TASK PROMPT
Reproduce the records below verbatim, every line as it stands.

(Source records)
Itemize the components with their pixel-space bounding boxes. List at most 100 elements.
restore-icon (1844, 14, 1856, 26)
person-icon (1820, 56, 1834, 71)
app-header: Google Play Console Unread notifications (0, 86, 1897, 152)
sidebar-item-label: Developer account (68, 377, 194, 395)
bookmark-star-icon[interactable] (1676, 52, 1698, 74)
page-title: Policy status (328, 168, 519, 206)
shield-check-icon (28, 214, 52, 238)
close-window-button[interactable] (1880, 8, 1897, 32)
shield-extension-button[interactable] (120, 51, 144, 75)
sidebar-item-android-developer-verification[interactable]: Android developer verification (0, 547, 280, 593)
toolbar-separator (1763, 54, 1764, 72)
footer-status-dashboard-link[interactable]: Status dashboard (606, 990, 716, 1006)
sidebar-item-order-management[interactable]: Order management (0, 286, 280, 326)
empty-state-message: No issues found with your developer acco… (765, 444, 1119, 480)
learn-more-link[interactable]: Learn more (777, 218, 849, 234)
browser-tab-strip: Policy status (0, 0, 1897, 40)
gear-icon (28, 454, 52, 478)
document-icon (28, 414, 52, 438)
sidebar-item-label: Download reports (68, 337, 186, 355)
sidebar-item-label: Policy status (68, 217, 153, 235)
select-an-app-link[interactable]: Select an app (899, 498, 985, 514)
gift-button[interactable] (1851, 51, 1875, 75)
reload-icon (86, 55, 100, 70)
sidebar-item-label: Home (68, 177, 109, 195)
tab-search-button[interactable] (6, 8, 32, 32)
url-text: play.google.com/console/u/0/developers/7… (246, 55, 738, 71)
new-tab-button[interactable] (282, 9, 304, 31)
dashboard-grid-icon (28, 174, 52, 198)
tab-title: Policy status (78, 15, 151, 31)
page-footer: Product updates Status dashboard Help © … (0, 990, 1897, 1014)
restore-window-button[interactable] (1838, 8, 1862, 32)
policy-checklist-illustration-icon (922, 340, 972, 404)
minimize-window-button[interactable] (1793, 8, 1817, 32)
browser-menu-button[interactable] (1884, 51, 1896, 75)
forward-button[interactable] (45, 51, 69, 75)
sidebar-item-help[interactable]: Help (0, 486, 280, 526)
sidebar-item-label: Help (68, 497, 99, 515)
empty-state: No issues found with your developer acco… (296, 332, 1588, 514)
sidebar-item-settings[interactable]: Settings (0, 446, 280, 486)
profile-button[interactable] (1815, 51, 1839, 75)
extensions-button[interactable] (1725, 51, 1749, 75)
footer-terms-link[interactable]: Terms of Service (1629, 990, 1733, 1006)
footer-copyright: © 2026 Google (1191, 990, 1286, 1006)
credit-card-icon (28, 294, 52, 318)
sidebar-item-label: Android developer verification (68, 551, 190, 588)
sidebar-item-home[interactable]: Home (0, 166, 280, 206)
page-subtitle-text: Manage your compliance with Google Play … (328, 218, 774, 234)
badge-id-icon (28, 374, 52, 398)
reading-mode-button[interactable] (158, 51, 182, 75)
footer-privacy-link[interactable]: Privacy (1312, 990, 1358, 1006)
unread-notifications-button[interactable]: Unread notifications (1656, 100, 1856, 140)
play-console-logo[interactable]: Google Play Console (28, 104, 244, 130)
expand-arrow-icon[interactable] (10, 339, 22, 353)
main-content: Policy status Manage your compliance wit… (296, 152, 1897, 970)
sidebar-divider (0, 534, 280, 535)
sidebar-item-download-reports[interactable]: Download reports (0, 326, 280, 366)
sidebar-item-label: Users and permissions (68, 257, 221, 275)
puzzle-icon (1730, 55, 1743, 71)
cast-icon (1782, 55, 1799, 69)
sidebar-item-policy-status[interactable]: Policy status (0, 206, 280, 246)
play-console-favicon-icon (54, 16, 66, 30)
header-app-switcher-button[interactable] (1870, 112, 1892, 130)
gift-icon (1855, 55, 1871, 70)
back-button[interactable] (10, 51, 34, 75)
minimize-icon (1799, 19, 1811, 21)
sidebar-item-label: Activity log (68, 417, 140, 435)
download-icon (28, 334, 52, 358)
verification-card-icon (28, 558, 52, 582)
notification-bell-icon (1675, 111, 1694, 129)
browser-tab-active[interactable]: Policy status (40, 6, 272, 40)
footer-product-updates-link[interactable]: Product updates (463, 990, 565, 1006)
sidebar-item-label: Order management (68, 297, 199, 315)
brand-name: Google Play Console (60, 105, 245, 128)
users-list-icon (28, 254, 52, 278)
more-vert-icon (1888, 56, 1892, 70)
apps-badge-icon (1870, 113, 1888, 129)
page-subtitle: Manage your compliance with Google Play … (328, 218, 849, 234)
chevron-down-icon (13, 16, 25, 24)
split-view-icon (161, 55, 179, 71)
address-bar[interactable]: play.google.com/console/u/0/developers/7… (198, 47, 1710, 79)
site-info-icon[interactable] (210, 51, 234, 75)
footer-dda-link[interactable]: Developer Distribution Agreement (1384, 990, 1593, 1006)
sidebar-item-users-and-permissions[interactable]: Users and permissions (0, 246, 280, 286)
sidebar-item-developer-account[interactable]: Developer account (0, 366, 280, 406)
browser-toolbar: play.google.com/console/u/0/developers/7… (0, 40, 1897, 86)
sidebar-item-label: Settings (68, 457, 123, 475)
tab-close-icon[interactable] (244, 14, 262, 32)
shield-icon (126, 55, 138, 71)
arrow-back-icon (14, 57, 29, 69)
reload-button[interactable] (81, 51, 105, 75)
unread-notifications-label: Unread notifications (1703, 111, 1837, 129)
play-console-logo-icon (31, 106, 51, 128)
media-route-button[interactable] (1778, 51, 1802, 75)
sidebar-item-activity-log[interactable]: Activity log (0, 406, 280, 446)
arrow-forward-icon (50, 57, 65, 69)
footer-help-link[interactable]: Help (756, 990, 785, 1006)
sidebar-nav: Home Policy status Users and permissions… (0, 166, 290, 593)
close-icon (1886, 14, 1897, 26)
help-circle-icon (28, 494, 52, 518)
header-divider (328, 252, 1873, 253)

FINAL RESULT
Itemize the components with their pixel-space bounding boxes. List at most 100 elements.
restore-icon (1844, 14, 1856, 26)
person-icon (1820, 56, 1834, 71)
app-header: Google Play Console Unread notifications (0, 86, 1897, 152)
sidebar-item-label: Developer account (68, 377, 194, 395)
bookmark-star-icon[interactable] (1676, 52, 1698, 74)
page-title: Policy status (328, 168, 519, 206)
shield-check-icon (28, 214, 52, 238)
close-window-button[interactable] (1880, 8, 1897, 32)
shield-extension-button[interactable] (120, 51, 144, 75)
sidebar-item-android-developer-verification[interactable]: Android developer verification (0, 547, 280, 593)
toolbar-separator (1763, 54, 1764, 72)
footer-status-dashboard-link[interactable]: Status dashboard (606, 990, 716, 1006)
sidebar-item-order-management[interactable]: Order management (0, 286, 280, 326)
empty-state-message: No issues found with your developer acco… (765, 444, 1119, 480)
learn-more-link[interactable]: Learn more (777, 218, 849, 234)
browser-tab-strip: Policy status (0, 0, 1897, 40)
gear-icon (28, 454, 52, 478)
document-icon (28, 414, 52, 438)
sidebar-item-label: Download reports (68, 337, 186, 355)
sidebar-item-label: Policy status (68, 217, 153, 235)
select-an-app-link[interactable]: Select an app (899, 498, 985, 514)
gift-button[interactable] (1851, 51, 1875, 75)
reload-icon (86, 55, 100, 70)
sidebar-item-label: Home (68, 177, 109, 195)
tab-search-button[interactable] (6, 8, 32, 32)
url-text: play.google.com/console/u/0/developers/7… (246, 55, 738, 71)
new-tab-button[interactable] (282, 9, 304, 31)
dashboard-grid-icon (28, 174, 52, 198)
tab-title: Policy status (78, 15, 151, 31)
page-footer: Product updates Status dashboard Help © … (0, 990, 1897, 1014)
restore-window-button[interactable] (1838, 8, 1862, 32)
policy-checklist-illustration-icon (922, 340, 972, 404)
minimize-window-button[interactable] (1793, 8, 1817, 32)
browser-menu-button[interactable] (1884, 51, 1896, 75)
forward-button[interactable] (45, 51, 69, 75)
sidebar-item-help[interactable]: Help (0, 486, 280, 526)
sidebar-item-label: Help (68, 497, 99, 515)
empty-state: No issues found with your developer acco… (296, 332, 1588, 514)
sidebar-item-settings[interactable]: Settings (0, 446, 280, 486)
profile-button[interactable] (1815, 51, 1839, 75)
extensions-button[interactable] (1725, 51, 1749, 75)
footer-terms-link[interactable]: Terms of Service (1629, 990, 1733, 1006)
footer-copyright: © 2026 Google (1191, 990, 1286, 1006)
credit-card-icon (28, 294, 52, 318)
sidebar-item-label: Android developer verification (68, 551, 190, 588)
sidebar-item-home[interactable]: Home (0, 166, 280, 206)
page-subtitle-text: Manage your compliance with Google Play … (328, 218, 774, 234)
badge-id-icon (28, 374, 52, 398)
reading-mode-button[interactable] (158, 51, 182, 75)
footer-privacy-link[interactable]: Privacy (1312, 990, 1358, 1006)
unread-notifications-button[interactable]: Unread notifications (1656, 100, 1856, 140)
play-console-logo[interactable]: Google Play Console (28, 104, 244, 130)
expand-arrow-icon[interactable] (10, 339, 22, 353)
main-content: Policy status Manage your compliance wit… (296, 152, 1897, 970)
sidebar-divider (0, 534, 280, 535)
sidebar-item-download-reports[interactable]: Download reports (0, 326, 280, 366)
sidebar-item-label: Users and permissions (68, 257, 221, 275)
puzzle-icon (1730, 55, 1743, 71)
cast-icon (1782, 55, 1799, 69)
sidebar-item-policy-status[interactable]: Policy status (0, 206, 280, 246)
play-console-favicon-icon (54, 16, 66, 30)
header-app-switcher-button[interactable] (1870, 112, 1892, 130)
gift-icon (1855, 55, 1871, 70)
back-button[interactable] (10, 51, 34, 75)
minimize-icon (1799, 19, 1811, 21)
sidebar-item-label: Activity log (68, 417, 140, 435)
download-icon (28, 334, 52, 358)
verification-card-icon (28, 558, 52, 582)
notification-bell-icon (1675, 111, 1694, 129)
browser-tab-active[interactable]: Policy status (40, 6, 272, 40)
footer-product-updates-link[interactable]: Product updates (463, 990, 565, 1006)
sidebar-item-label: Order management (68, 297, 199, 315)
brand-name: Google Play Console (60, 105, 245, 128)
users-list-icon (28, 254, 52, 278)
more-vert-icon (1888, 56, 1892, 70)
apps-badge-icon (1870, 113, 1888, 129)
page-subtitle: Manage your compliance with Google Play … (328, 218, 849, 234)
chevron-down-icon (13, 16, 25, 24)
split-view-icon (161, 55, 179, 71)
address-bar[interactable]: play.google.com/console/u/0/developers/7… (198, 47, 1710, 79)
site-info-icon[interactable] (210, 51, 234, 75)
footer-dda-link[interactable]: Developer Distribution Agreement (1384, 990, 1593, 1006)
sidebar-item-users-and-permissions[interactable]: Users and permissions (0, 246, 280, 286)
sidebar-item-developer-account[interactable]: Developer account (0, 366, 280, 406)
browser-toolbar: play.google.com/console/u/0/developers/7… (0, 40, 1897, 86)
sidebar-item-label: Settings (68, 457, 123, 475)
tab-close-icon[interactable] (244, 14, 262, 32)
shield-icon (126, 55, 138, 71)
arrow-back-icon (14, 57, 29, 69)
reload-button[interactable] (81, 51, 105, 75)
unread-notifications-label: Unread notifications (1703, 111, 1837, 129)
play-console-logo-icon (31, 106, 51, 128)
media-route-button[interactable] (1778, 51, 1802, 75)
sidebar-item-activity-log[interactable]: Activity log (0, 406, 280, 446)
arrow-forward-icon (50, 57, 65, 69)
footer-help-link[interactable]: Help (756, 990, 785, 1006)
sidebar-nav: Home Policy status Users and permissions… (0, 166, 290, 593)
close-icon (1886, 14, 1897, 26)
help-circle-icon (28, 494, 52, 518)
header-divider (328, 252, 1873, 253)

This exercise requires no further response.